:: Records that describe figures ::
::::::
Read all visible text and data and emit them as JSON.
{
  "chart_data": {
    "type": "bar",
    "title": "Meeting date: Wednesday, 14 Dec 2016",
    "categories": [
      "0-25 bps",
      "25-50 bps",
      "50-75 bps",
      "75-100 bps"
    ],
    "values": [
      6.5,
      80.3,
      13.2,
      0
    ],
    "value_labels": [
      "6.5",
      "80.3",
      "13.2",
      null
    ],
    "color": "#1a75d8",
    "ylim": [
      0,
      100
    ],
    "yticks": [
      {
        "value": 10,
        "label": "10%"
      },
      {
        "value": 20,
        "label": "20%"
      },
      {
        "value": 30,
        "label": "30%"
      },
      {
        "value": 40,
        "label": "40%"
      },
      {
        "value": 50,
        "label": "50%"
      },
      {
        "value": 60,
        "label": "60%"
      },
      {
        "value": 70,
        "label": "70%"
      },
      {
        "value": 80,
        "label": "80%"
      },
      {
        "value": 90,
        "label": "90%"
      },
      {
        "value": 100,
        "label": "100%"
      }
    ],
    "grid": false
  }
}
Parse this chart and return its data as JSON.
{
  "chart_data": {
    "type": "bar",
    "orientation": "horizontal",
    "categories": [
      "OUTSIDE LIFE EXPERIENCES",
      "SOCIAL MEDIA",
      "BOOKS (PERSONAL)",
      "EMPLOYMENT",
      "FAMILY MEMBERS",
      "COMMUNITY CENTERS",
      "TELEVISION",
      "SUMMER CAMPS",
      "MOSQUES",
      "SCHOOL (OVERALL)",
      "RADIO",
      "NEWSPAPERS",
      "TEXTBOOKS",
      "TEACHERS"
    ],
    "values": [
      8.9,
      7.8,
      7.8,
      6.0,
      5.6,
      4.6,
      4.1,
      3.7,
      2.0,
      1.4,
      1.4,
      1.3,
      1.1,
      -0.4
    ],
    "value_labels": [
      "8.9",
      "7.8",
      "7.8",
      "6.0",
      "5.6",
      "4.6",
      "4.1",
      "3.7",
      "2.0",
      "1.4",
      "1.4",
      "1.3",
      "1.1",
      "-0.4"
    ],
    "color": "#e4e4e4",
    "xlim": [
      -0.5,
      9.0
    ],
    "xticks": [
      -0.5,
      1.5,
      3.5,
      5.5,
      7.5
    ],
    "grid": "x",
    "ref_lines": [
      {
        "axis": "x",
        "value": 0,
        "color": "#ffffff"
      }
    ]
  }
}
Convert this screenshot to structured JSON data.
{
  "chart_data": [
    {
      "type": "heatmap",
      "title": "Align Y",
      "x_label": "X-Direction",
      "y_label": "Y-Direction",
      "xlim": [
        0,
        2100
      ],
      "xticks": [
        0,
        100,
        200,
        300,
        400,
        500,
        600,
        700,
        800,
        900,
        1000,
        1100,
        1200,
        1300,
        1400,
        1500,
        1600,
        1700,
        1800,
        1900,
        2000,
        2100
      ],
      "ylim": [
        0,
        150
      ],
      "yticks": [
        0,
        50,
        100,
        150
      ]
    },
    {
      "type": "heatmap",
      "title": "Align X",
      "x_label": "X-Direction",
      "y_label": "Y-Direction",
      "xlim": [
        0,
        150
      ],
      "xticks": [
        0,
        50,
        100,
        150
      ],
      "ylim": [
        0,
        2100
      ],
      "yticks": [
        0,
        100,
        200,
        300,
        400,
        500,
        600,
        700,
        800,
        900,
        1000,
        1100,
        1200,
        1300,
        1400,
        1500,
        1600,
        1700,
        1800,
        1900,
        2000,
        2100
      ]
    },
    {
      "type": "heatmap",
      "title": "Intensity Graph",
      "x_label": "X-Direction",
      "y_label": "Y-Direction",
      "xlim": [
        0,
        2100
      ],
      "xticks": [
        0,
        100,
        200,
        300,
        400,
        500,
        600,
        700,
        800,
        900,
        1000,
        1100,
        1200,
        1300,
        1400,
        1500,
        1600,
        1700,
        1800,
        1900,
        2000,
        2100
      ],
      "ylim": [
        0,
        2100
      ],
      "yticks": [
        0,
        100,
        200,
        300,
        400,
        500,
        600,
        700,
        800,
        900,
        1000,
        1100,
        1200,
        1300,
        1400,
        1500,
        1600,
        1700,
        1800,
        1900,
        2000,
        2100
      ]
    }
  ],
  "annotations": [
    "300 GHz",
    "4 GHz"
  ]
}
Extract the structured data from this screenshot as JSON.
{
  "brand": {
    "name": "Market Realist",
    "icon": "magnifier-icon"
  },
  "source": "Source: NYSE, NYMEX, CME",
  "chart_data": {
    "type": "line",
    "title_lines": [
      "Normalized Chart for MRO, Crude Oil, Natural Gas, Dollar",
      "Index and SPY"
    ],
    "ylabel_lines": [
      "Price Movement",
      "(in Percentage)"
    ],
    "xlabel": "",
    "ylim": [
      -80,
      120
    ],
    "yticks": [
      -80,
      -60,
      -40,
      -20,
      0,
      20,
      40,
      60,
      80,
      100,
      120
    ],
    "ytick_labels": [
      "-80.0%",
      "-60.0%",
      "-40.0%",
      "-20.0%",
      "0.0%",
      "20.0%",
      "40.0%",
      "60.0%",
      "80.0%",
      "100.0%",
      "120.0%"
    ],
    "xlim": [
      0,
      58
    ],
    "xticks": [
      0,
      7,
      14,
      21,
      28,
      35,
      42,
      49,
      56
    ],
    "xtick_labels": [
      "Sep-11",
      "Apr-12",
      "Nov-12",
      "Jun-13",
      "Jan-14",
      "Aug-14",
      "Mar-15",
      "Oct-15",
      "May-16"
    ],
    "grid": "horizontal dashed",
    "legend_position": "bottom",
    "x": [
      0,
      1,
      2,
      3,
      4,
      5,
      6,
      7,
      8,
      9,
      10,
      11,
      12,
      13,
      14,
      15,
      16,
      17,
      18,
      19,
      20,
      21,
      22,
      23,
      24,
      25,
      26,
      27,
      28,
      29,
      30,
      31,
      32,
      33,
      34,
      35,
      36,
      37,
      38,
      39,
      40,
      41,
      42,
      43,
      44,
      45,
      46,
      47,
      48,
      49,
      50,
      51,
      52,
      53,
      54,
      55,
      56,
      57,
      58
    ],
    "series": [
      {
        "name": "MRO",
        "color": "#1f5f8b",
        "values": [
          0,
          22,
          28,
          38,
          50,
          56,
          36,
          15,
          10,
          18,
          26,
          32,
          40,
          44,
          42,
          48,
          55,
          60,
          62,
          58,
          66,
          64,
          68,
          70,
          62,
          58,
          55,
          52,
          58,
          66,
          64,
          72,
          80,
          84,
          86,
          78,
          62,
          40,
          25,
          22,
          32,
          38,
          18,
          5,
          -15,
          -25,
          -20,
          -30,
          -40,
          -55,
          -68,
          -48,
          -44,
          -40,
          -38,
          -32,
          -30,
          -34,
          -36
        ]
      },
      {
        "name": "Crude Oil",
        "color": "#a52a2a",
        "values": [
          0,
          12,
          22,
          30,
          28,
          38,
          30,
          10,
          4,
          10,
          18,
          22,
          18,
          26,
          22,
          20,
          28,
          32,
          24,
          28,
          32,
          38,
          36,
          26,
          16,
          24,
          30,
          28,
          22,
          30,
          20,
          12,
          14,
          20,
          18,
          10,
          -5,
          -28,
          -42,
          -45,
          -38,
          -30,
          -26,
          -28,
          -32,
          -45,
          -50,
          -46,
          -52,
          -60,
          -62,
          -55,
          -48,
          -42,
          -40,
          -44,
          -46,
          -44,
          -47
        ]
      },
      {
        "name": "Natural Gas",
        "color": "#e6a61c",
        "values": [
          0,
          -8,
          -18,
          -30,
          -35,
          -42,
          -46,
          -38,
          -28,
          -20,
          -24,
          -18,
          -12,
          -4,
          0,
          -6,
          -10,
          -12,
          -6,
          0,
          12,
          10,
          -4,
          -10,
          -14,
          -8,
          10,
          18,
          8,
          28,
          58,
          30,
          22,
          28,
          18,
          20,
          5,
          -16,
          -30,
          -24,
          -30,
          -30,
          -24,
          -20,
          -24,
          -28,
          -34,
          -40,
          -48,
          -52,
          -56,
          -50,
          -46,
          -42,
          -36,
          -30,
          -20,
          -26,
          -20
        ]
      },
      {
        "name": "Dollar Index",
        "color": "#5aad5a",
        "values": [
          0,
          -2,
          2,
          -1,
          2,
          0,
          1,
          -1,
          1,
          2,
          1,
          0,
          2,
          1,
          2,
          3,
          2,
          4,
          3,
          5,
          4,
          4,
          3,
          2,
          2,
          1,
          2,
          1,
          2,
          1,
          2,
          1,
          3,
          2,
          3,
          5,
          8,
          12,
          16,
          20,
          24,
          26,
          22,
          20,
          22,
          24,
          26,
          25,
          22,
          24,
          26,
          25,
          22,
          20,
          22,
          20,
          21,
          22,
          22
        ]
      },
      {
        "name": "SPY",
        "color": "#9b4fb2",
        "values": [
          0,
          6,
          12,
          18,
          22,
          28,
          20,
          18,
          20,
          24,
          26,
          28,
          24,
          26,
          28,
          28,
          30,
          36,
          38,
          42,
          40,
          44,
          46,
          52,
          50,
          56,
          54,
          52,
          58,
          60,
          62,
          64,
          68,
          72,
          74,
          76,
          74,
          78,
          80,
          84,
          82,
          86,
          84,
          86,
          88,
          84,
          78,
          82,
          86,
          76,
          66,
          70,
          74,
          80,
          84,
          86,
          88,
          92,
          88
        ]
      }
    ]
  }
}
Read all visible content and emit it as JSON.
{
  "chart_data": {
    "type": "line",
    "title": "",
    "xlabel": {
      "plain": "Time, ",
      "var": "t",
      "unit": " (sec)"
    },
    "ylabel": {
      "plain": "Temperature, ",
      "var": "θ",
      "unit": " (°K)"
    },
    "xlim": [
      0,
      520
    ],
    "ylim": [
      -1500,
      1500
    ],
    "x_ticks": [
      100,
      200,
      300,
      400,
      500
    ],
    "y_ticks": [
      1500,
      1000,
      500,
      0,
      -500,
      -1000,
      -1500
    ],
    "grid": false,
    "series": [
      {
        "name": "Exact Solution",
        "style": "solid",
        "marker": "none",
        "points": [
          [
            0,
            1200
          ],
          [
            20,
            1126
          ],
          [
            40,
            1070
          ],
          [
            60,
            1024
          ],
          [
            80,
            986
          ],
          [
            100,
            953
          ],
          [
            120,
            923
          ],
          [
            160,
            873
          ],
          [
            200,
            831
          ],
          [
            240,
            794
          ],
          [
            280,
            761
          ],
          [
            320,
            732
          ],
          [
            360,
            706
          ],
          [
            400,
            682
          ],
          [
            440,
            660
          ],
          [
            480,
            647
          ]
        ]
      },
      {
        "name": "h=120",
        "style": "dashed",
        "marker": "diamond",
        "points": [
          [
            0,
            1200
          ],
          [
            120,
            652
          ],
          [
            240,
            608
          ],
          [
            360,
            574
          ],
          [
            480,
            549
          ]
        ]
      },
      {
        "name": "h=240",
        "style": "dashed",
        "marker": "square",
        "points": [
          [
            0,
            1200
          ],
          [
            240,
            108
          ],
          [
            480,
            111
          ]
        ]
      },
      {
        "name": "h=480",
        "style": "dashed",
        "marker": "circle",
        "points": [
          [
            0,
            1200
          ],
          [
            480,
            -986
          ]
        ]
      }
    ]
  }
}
::::::
:: What is asked ::
Copy each line from the data above that includes "visible".

:: Solution to this task ::
Read all visible text and data and emit them as JSON.
Read all visible content and emit it as JSON.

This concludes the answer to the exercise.